### Selected excerpt
====

Mashonaland Clubs Knockout Competition

Matches played Saturday 6 March

Two semi-final matches were played in the knockout competition for the Vigne Cup (Harare) teams. Matches are restricted to 35 overs per side.

UNIVERSALS v OLD HARARIANS, at Universals Sports Club

UNIVERSALS 216/2 (35 overs) (E A Brandes 108*, A D R Campbell 76).

OLD HARARIANS 168/9 (35 overs) (D P Viljoen 26, P A Strang 27, T L Penney 65*; E A Brandes 2/19, E Matambanadzo 2/16, A D R Campbell 2/39).

Universals won by 48 runs.

Universals, the holders, were still in with a chance of retaining one of the four trophies they won last season, and they did not waste it. This was actually the first match they had been able to play on their home ground this year after so much rain.

Batting first, they opened with Eddo Brandes, who with a fine mixture of discretion and powerful hitting scored a century and shared in a major partnership (details as yet undisclosed) with Alistair Campbell. Both batsmen hit five sixes in their innings.

League champions Old Hararians could not match the required scoring rate of more than six runs per over. Trevor Penney, playing with his hand strapped after splitting it in his team's last match two weeks ago, batted defiantly in a lost cause. Brandes followed up his century with two cheap wickets.

ALEXANDRA SPORTS CLUB v HARARE SPORTS CLUB, at Alexandra Sports Club

HSC 227/8 (M A Vermeulen 21, A M Blignaut 86, D J Peacock 58; S G Davies 2/29, G du Plessis 2/19, G C Martin 2/40).

ALEX 166 (D A Marillier 28, M W Goodwin 61; K J Davies 2/57, C B Wishart 3/39).

Harare Sports Club won by 61 runs.

Pace bowler Andy Blignaut showed he has another string to his bow when he hit a powerful 86 for Harare Sports Club, which eventually proved to be the decisive performance in this match. He was assisted by Dan Peacock, until recently considered mainly as an off-spin bowler, but who is now showing fine form with the bat.

Although Murray Goodwin made a good fight of it, Alex were unable to challenge the Sports Club total.

====

### Records shown
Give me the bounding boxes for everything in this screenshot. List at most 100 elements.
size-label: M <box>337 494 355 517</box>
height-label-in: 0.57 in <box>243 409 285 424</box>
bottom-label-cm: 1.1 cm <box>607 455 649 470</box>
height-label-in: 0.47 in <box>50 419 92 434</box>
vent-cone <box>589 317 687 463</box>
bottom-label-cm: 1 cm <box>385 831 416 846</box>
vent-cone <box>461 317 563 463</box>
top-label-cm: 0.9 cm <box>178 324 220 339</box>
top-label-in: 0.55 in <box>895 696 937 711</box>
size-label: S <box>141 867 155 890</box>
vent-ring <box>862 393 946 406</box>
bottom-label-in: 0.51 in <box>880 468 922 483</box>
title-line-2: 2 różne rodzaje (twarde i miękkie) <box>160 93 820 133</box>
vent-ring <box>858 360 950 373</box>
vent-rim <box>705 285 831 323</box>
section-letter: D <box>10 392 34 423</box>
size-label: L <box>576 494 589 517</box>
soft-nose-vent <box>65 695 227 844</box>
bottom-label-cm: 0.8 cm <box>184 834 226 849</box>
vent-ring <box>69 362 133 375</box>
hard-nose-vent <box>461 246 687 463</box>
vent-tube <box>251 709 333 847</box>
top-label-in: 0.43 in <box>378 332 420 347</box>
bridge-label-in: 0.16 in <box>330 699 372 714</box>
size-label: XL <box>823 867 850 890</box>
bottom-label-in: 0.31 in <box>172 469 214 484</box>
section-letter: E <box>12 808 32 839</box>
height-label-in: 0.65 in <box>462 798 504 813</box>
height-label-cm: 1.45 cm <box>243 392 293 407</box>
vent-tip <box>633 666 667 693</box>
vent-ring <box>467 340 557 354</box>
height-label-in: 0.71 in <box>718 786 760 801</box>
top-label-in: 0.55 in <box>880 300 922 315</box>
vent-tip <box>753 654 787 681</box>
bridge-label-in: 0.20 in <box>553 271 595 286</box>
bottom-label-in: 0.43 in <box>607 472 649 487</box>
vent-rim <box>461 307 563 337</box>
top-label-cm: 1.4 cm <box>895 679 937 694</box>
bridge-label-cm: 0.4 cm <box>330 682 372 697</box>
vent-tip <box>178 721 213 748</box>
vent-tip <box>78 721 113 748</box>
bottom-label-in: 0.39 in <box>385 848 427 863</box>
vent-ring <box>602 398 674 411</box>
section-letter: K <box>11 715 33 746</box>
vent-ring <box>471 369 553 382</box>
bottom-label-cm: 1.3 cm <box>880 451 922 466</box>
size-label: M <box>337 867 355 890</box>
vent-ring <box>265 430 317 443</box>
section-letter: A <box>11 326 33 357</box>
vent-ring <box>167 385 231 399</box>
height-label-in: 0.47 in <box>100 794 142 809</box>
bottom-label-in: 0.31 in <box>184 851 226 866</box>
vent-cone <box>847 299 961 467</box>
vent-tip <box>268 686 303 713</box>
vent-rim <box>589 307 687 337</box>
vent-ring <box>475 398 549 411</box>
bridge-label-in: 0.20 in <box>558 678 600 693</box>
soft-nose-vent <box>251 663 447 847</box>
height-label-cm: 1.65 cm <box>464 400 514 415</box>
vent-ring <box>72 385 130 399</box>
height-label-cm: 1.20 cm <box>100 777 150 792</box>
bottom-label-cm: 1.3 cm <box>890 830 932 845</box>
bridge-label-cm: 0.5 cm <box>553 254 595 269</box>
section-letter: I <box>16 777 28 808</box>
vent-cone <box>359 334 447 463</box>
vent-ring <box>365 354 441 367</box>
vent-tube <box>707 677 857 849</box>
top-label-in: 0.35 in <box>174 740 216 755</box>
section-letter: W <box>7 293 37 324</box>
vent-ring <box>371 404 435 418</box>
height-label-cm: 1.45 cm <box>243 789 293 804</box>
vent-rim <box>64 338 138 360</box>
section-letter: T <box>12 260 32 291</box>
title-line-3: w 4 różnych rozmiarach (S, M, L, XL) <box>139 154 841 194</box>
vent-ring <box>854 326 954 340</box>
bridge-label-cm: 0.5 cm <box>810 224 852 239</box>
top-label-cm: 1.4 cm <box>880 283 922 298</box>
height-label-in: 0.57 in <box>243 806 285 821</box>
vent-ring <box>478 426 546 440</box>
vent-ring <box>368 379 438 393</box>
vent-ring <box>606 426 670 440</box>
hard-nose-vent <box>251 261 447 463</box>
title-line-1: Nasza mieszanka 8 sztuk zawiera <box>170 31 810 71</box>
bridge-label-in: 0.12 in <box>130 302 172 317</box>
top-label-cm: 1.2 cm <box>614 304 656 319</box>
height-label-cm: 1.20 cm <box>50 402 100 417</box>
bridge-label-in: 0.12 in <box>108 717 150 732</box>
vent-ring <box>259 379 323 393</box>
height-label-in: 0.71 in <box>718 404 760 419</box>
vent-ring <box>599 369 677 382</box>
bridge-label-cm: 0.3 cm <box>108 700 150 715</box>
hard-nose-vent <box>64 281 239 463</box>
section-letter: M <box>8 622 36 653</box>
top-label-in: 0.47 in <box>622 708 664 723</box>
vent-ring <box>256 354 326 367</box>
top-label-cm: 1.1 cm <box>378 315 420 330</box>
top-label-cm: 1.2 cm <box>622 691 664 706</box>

====

### Complete the following
1/ From the Mashonaland knockout report, quote the passage that begins at the words "Mashonaland Clubs Knockout" and ends after "overs per side.".
2/ Print the entries verbatim, starting at their first line and stopping after the line that contains "vent-ring <box>467 340 557 354</box>", with both of those lines included.

### Per-task outputs
1/
Mashonaland Clubs Knockout Competition

Matches played Saturday 6 March

Two semi-final matches were played in the knockout competition for the Vigne Cup (Harare) teams. Matches are restricted to 35 overs per side.

2/
Give me the bounding boxes for everything in this screenshot. List at most 100 elements.
size-label: M <box>337 494 355 517</box>
height-label-in: 0.57 in <box>243 409 285 424</box>
bottom-label-cm: 1.1 cm <box>607 455 649 470</box>
height-label-in: 0.47 in <box>50 419 92 434</box>
vent-cone <box>589 317 687 463</box>
bottom-label-cm: 1 cm <box>385 831 416 846</box>
vent-cone <box>461 317 563 463</box>
top-label-cm: 0.9 cm <box>178 324 220 339</box>
top-label-in: 0.55 in <box>895 696 937 711</box>
size-label: S <box>141 867 155 890</box>
vent-ring <box>862 393 946 406</box>
bottom-label-in: 0.51 in <box>880 468 922 483</box>
title-line-2: 2 różne rodzaje (twarde i miękkie) <box>160 93 820 133</box>
vent-ring <box>858 360 950 373</box>
vent-rim <box>705 285 831 323</box>
section-letter: D <box>10 392 34 423</box>
size-label: L <box>576 494 589 517</box>
soft-nose-vent <box>65 695 227 844</box>
bottom-label-cm: 0.8 cm <box>184 834 226 849</box>
vent-ring <box>69 362 133 375</box>
hard-nose-vent <box>461 246 687 463</box>
vent-tube <box>251 709 333 847</box>
top-label-in: 0.43 in <box>378 332 420 347</box>
bridge-label-in: 0.16 in <box>330 699 372 714</box>
size-label: XL <box>823 867 850 890</box>
bottom-label-in: 0.31 in <box>172 469 214 484</box>
section-letter: E <box>12 808 32 839</box>
height-label-in: 0.65 in <box>462 798 504 813</box>
height-label-cm: 1.45 cm <box>243 392 293 407</box>
vent-tip <box>633 666 667 693</box>
vent-ring <box>467 340 557 354</box>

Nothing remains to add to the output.